§ Your instructions:
Extract each record and reproduce it exactly.

━━━━━━━━━━━━━━━━

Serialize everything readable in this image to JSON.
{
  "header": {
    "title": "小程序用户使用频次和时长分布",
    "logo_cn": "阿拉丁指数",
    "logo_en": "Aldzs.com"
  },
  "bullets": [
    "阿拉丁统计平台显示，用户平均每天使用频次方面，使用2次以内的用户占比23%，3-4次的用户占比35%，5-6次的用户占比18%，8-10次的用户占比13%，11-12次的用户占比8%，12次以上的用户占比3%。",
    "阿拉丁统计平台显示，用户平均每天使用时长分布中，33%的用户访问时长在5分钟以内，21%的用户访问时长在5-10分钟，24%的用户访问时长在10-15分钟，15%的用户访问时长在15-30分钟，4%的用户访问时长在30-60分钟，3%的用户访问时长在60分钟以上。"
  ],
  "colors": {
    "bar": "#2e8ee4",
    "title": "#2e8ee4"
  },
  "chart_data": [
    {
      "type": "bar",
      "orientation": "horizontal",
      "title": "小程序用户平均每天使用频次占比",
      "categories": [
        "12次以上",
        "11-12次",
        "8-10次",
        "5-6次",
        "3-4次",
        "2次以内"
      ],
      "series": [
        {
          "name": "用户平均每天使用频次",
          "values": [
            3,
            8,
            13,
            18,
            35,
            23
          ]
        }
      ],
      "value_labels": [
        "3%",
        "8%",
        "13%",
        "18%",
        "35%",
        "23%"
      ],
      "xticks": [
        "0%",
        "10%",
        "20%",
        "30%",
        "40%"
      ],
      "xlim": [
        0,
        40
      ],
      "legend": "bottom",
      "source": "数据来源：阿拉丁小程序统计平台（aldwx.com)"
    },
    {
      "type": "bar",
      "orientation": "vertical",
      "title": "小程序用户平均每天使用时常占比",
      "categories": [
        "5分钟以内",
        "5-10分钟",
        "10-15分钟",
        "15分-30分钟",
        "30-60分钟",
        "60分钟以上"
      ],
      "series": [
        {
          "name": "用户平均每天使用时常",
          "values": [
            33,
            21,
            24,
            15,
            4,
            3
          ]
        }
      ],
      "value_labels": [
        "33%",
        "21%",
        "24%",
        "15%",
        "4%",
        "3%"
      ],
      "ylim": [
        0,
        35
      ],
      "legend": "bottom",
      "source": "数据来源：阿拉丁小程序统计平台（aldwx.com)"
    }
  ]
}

━━━━━━━━━━━━━━━━

§ Solution to this problem:
Serialize everything readable in this image to JSON.
{
  "header": {
    "title": "小程序用户使用频次和时长分布",
    "logo_cn": "阿拉丁指数",
    "logo_en": "Aldzs.com"
  },
  "bullets": [
    "阿拉丁统计平台显示，用户平均每天使用频次方面，使用2次以内的用户占比23%，3-4次的用户占比35%，5-6次的用户占比18%，8-10次的用户占比13%，11-12次的用户占比8%，12次以上的用户占比3%。",
    "阿拉丁统计平台显示，用户平均每天使用时长分布中，33%的用户访问时长在5分钟以内，21%的用户访问时长在5-10分钟，24%的用户访问时长在10-15分钟，15%的用户访问时长在15-30分钟，4%的用户访问时长在30-60分钟，3%的用户访问时长在60分钟以上。"
  ],
  "colors": {
    "bar": "#2e8ee4",
    "title": "#2e8ee4"
  },
  "chart_data": [
    {
      "type": "bar",
      "orientation": "horizontal",
      "title": "小程序用户平均每天使用频次占比",
      "categories": [
        "12次以上",
        "11-12次",
        "8-10次",
        "5-6次",
        "3-4次",
        "2次以内"
      ],
      "series": [
        {
          "name": "用户平均每天使用频次",
          "values": [
            3,
            8,
            13,
            18,
            35,
            23
          ]
        }
      ],
      "value_labels": [
        "3%",
        "8%",
        "13%",
        "18%",
        "35%",
        "23%"
      ],
      "xticks": [
        "0%",
        "10%",
        "20%",
        "30%",
        "40%"
      ],
      "xlim": [
        0,
        40
      ],
      "legend": "bottom",
      "source": "数据来源：阿拉丁小程序统计平台（aldwx.com)"
    },
    {
      "type": "bar",
      "orientation": "vertical",
      "title": "小程序用户平均每天使用时常占比",
      "categories": [
        "5分钟以内",
        "5-10分钟",
        "10-15分钟",
        "15分-30分钟",
        "30-60分钟",
        "60分钟以上"
      ],
      "series": [
        {
          "name": "用户平均每天使用时常",
          "values": [
            33,
            21,
            24,
            15,
            4,
            3
          ]
        }
      ],
      "value_labels": [
        "33%",
        "21%",
        "24%",
        "15%",
        "4%",
        "3%"
      ],
      "ylim": [
        0,
        35
      ],
      "legend": "bottom",
      "source": "数据来源：阿拉丁小程序统计平台（aldwx.com)"
    }
  ]
}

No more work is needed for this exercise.